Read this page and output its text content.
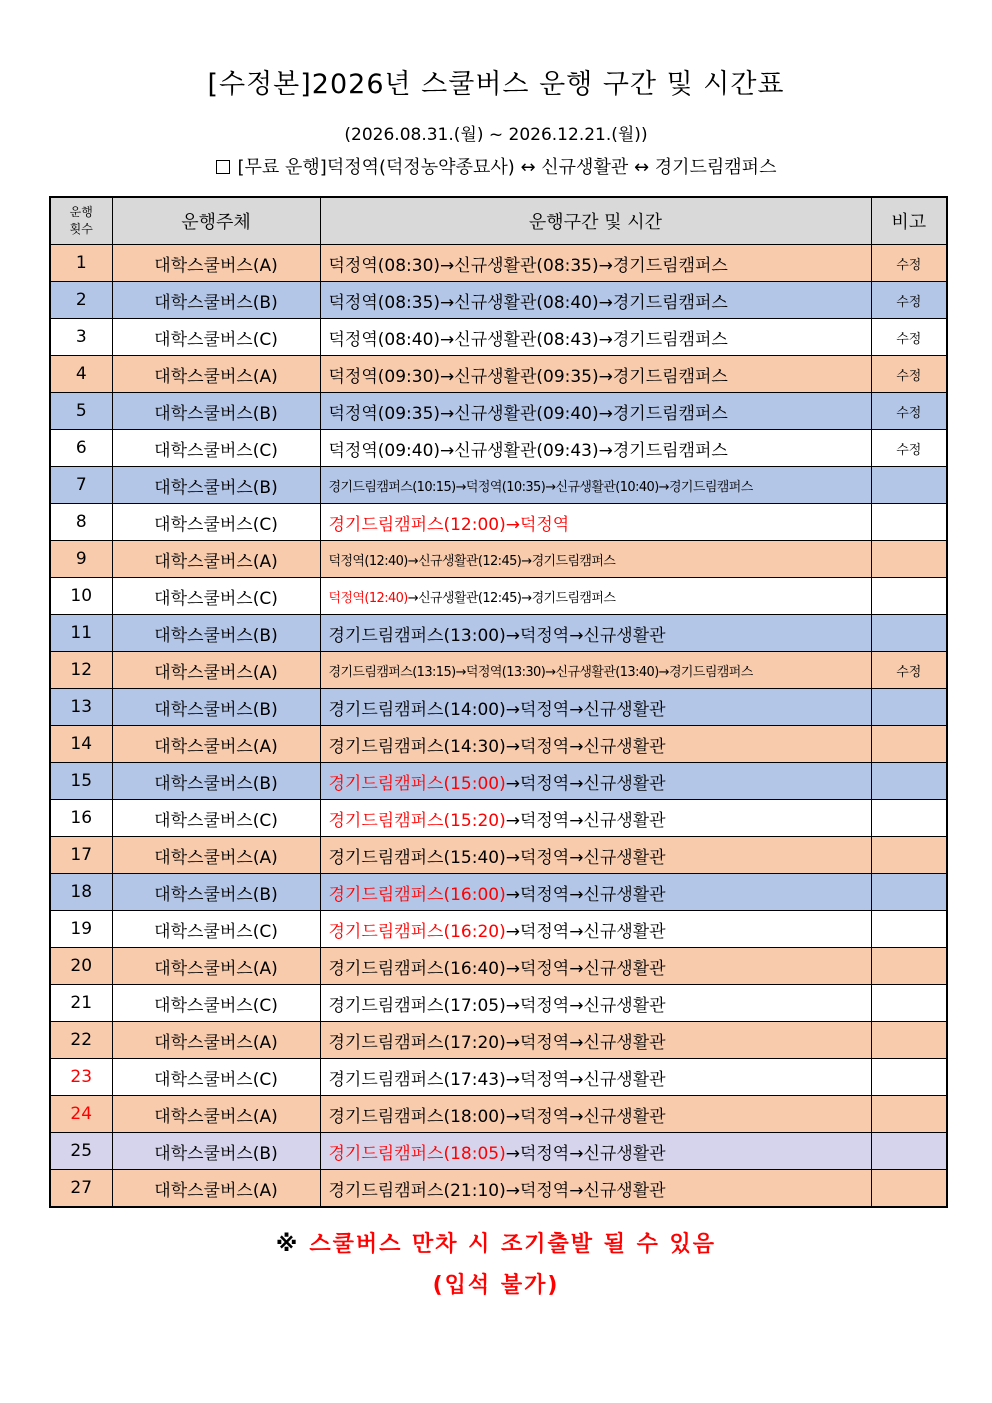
[수정본]2026년 스쿨버스 운행 구간 및 시간표
(2026.08.31.(월) ~ 2026.12.21.(월))
[무료 운행]덕정역(덕정농약종묘사) ↔ 신규생활관 ↔ 경기드림캠퍼스
운행
횟수	운행주체	운행구간 및 시간	비고
1	대학스쿨버스(A)	덕정역(08:30)→신규생활관(08:35)→경기드림캠퍼스	수정
2	대학스쿨버스(B)	덕정역(08:35)→신규생활관(08:40)→경기드림캠퍼스	수정
3	대학스쿨버스(C)	덕정역(08:40)→신규생활관(08:43)→경기드림캠퍼스	수정
4	대학스쿨버스(A)	덕정역(09:30)→신규생활관(09:35)→경기드림캠퍼스	수정
5	대학스쿨버스(B)	덕정역(09:35)→신규생활관(09:40)→경기드림캠퍼스	수정
6	대학스쿨버스(C)	덕정역(09:40)→신규생활관(09:43)→경기드림캠퍼스	수정
7	대학스쿨버스(B)	경기드림캠퍼스(10:15)→덕정역(10:35)→신규생활관(10:40)→경기드림캠퍼스	
8	대학스쿨버스(C)	경기드림캠퍼스(12:00)→덕정역	
9	대학스쿨버스(A)	덕정역(12:40)→신규생활관(12:45)→경기드림캠퍼스	
10	대학스쿨버스(C)	덕정역(12:40)→신규생활관(12:45)→경기드림캠퍼스	
11	대학스쿨버스(B)	경기드림캠퍼스(13:00)→덕정역→신규생활관	
12	대학스쿨버스(A)	경기드림캠퍼스(13:15)→덕정역(13:30)→신규생활관(13:40)→경기드림캠퍼스	수정
13	대학스쿨버스(B)	경기드림캠퍼스(14:00)→덕정역→신규생활관	
14	대학스쿨버스(A)	경기드림캠퍼스(14:30)→덕정역→신규생활관	
15	대학스쿨버스(B)	경기드림캠퍼스(15:00)→덕정역→신규생활관	
16	대학스쿨버스(C)	경기드림캠퍼스(15:20)→덕정역→신규생활관	
17	대학스쿨버스(A)	경기드림캠퍼스(15:40)→덕정역→신규생활관	
18	대학스쿨버스(B)	경기드림캠퍼스(16:00)→덕정역→신규생활관	
19	대학스쿨버스(C)	경기드림캠퍼스(16:20)→덕정역→신규생활관	
20	대학스쿨버스(A)	경기드림캠퍼스(16:40)→덕정역→신규생활관	
21	대학스쿨버스(C)	경기드림캠퍼스(17:05)→덕정역→신규생활관	
22	대학스쿨버스(A)	경기드림캠퍼스(17:20)→덕정역→신규생활관	
23	대학스쿨버스(C)	경기드림캠퍼스(17:43)→덕정역→신규생활관	
24	대학스쿨버스(A)	경기드림캠퍼스(18:00)→덕정역→신규생활관	
25	대학스쿨버스(B)	경기드림캠퍼스(18:05)→덕정역→신규생활관	
27	대학스쿨버스(A)	경기드림캠퍼스(21:10)→덕정역→신규생활관	
※ 스쿨버스 만차 시 조기출발 될 수 있음
(입석 불가)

--

WRITTEN PROBLEM: Restate the data above word for word. Skip every picture.

REPLY:
Read this page and output its text content.
[수정본]2026년 스쿨버스 운행 구간 및 시간표
(2026.08.31.(월) ~ 2026.12.21.(월))
[무료 운행]덕정역(덕정농약종묘사) ↔ 신규생활관 ↔ 경기드림캠퍼스
운행
횟수	운행주체	운행구간 및 시간	비고
1	대학스쿨버스(A)	덕정역(08:30)→신규생활관(08:35)→경기드림캠퍼스	수정
2	대학스쿨버스(B)	덕정역(08:35)→신규생활관(08:40)→경기드림캠퍼스	수정
3	대학스쿨버스(C)	덕정역(08:40)→신규생활관(08:43)→경기드림캠퍼스	수정
4	대학스쿨버스(A)	덕정역(09:30)→신규생활관(09:35)→경기드림캠퍼스	수정
5	대학스쿨버스(B)	덕정역(09:35)→신규생활관(09:40)→경기드림캠퍼스	수정
6	대학스쿨버스(C)	덕정역(09:40)→신규생활관(09:43)→경기드림캠퍼스	수정
7	대학스쿨버스(B)	경기드림캠퍼스(10:15)→덕정역(10:35)→신규생활관(10:40)→경기드림캠퍼스	
8	대학스쿨버스(C)	경기드림캠퍼스(12:00)→덕정역	
9	대학스쿨버스(A)	덕정역(12:40)→신규생활관(12:45)→경기드림캠퍼스	
10	대학스쿨버스(C)	덕정역(12:40)→신규생활관(12:45)→경기드림캠퍼스	
11	대학스쿨버스(B)	경기드림캠퍼스(13:00)→덕정역→신규생활관	
12	대학스쿨버스(A)	경기드림캠퍼스(13:15)→덕정역(13:30)→신규생활관(13:40)→경기드림캠퍼스	수정
13	대학스쿨버스(B)	경기드림캠퍼스(14:00)→덕정역→신규생활관	
14	대학스쿨버스(A)	경기드림캠퍼스(14:30)→덕정역→신규생활관	
15	대학스쿨버스(B)	경기드림캠퍼스(15:00)→덕정역→신규생활관	
16	대학스쿨버스(C)	경기드림캠퍼스(15:20)→덕정역→신규생활관	
17	대학스쿨버스(A)	경기드림캠퍼스(15:40)→덕정역→신규생활관	
18	대학스쿨버스(B)	경기드림캠퍼스(16:00)→덕정역→신규생활관	
19	대학스쿨버스(C)	경기드림캠퍼스(16:20)→덕정역→신규생활관	
20	대학스쿨버스(A)	경기드림캠퍼스(16:40)→덕정역→신규생활관	
21	대학스쿨버스(C)	경기드림캠퍼스(17:05)→덕정역→신규생활관	
22	대학스쿨버스(A)	경기드림캠퍼스(17:20)→덕정역→신규생활관	
23	대학스쿨버스(C)	경기드림캠퍼스(17:43)→덕정역→신규생활관	
24	대학스쿨버스(A)	경기드림캠퍼스(18:00)→덕정역→신규생활관	
25	대학스쿨버스(B)	경기드림캠퍼스(18:05)→덕정역→신규생활관	
27	대학스쿨버스(A)	경기드림캠퍼스(21:10)→덕정역→신규생활관	
※ 스쿨버스 만차 시 조기출발 될 수 있음
(입석 불가)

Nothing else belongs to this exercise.